> [Work to do]: Work through the records below and tally every line containing "name". Reply with the total alone.

> [Dataset entries]:
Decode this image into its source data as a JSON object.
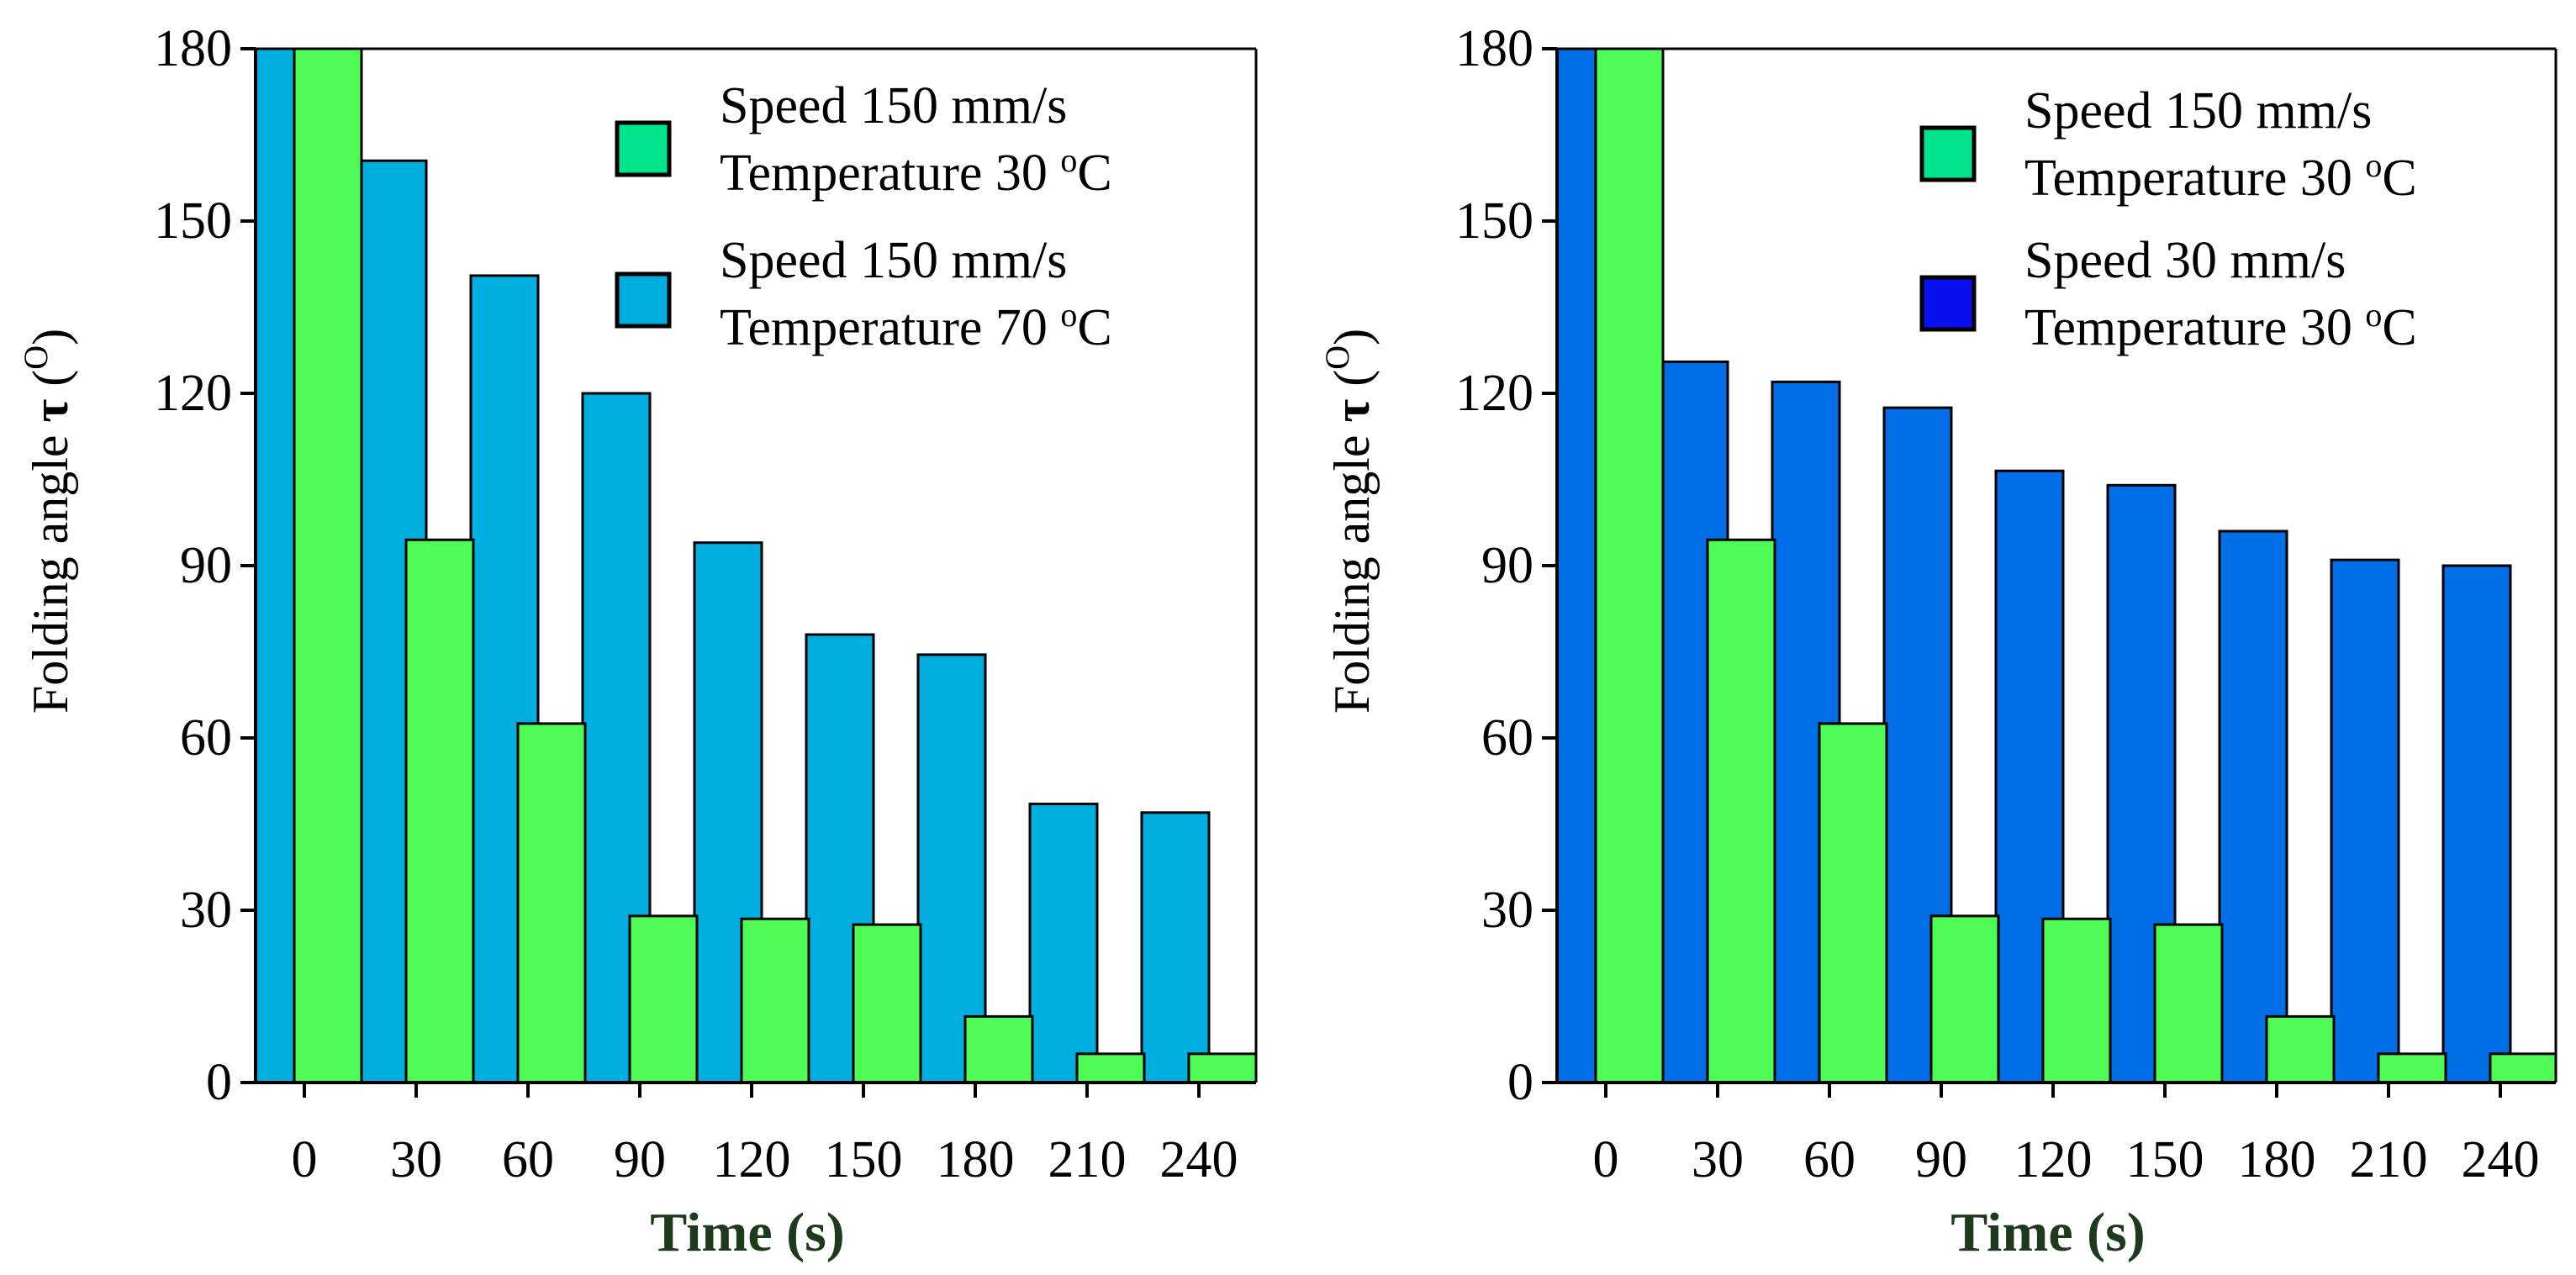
{
  "chart_data": [
    {
      "type": "bar",
      "title": "",
      "xlabel": "Time (s)",
      "ylabel_main": "Folding angle ",
      "ylabel_symbol": "τ",
      "ylabel_unit": " (°)",
      "ylabel_unit_open": " (",
      "ylabel_unit_degree": "O",
      "ylabel_unit_close": ")",
      "categories": [
        "0",
        "30",
        "60",
        "90",
        "120",
        "150",
        "180",
        "210",
        "240"
      ],
      "ylim": [
        0,
        180
      ],
      "yticks": [
        "0",
        "30",
        "60",
        "90",
        "120",
        "150",
        "180"
      ],
      "legend_position": "top-right",
      "series": [
        {
          "name": "Speed 150 mm/s Temperature 70 °C",
          "legend_line1": "Speed 150 mm/s",
          "legend_line2": "Temperature 70 °C",
          "legend_line2_prefix": "Temperature 70 ",
          "legend_line2_degree": "o",
          "legend_line2_unit": "C",
          "color": "#00aee0",
          "legend_color": "#00aee0",
          "values": [
            180,
            160.5,
            140.5,
            120,
            94,
            78,
            74.5,
            48.5,
            47
          ]
        },
        {
          "name": "Speed 150 mm/s Temperature 30 °C",
          "legend_line1": "Speed 150 mm/s",
          "legend_line2": "Temperature 30 °C",
          "legend_line2_prefix": "Temperature 30 ",
          "legend_line2_degree": "o",
          "legend_line2_unit": "C",
          "color": "#4ffc55",
          "legend_color": "#00e58c",
          "values": [
            180,
            94.5,
            62.5,
            29,
            28.5,
            27.5,
            11.5,
            5,
            5
          ]
        }
      ]
    },
    {
      "type": "bar",
      "title": "",
      "xlabel": "Time (s)",
      "ylabel_main": "Folding angle ",
      "ylabel_symbol": "τ",
      "ylabel_unit": " (°)",
      "ylabel_unit_open": " (",
      "ylabel_unit_degree": "O",
      "ylabel_unit_close": ")",
      "categories": [
        "0",
        "30",
        "60",
        "90",
        "120",
        "150",
        "180",
        "210",
        "240"
      ],
      "ylim": [
        0,
        180
      ],
      "yticks": [
        "0",
        "30",
        "60",
        "90",
        "120",
        "150",
        "180"
      ],
      "legend_position": "top-right",
      "series": [
        {
          "name": "Speed 30 mm/s Temperature 30 °C",
          "legend_line1": "Speed 30 mm/s",
          "legend_line2": "Temperature 30 °C",
          "legend_line2_prefix": "Temperature 30 ",
          "legend_line2_degree": "o",
          "legend_line2_unit": "C",
          "color": "#006ee6",
          "legend_color": "#0a0ff0",
          "values": [
            180,
            125.5,
            122,
            117.5,
            106.5,
            104,
            96,
            91,
            90
          ]
        },
        {
          "name": "Speed 150 mm/s Temperature 30 °C",
          "legend_line1": "Speed 150 mm/s",
          "legend_line2": "Temperature 30 °C",
          "legend_line2_prefix": "Temperature 30 ",
          "legend_line2_degree": "o",
          "legend_line2_unit": "C",
          "color": "#4ffc55",
          "legend_color": "#00e58c",
          "values": [
            180,
            94.5,
            62.5,
            29,
            28.5,
            27.5,
            11.5,
            5,
            5
          ]
        }
      ]
    }
  ],
  "style": {
    "xlabel_color": "#1d3a1d",
    "axis_color": "#000000"
  }
}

> [Result for this exercise]: 4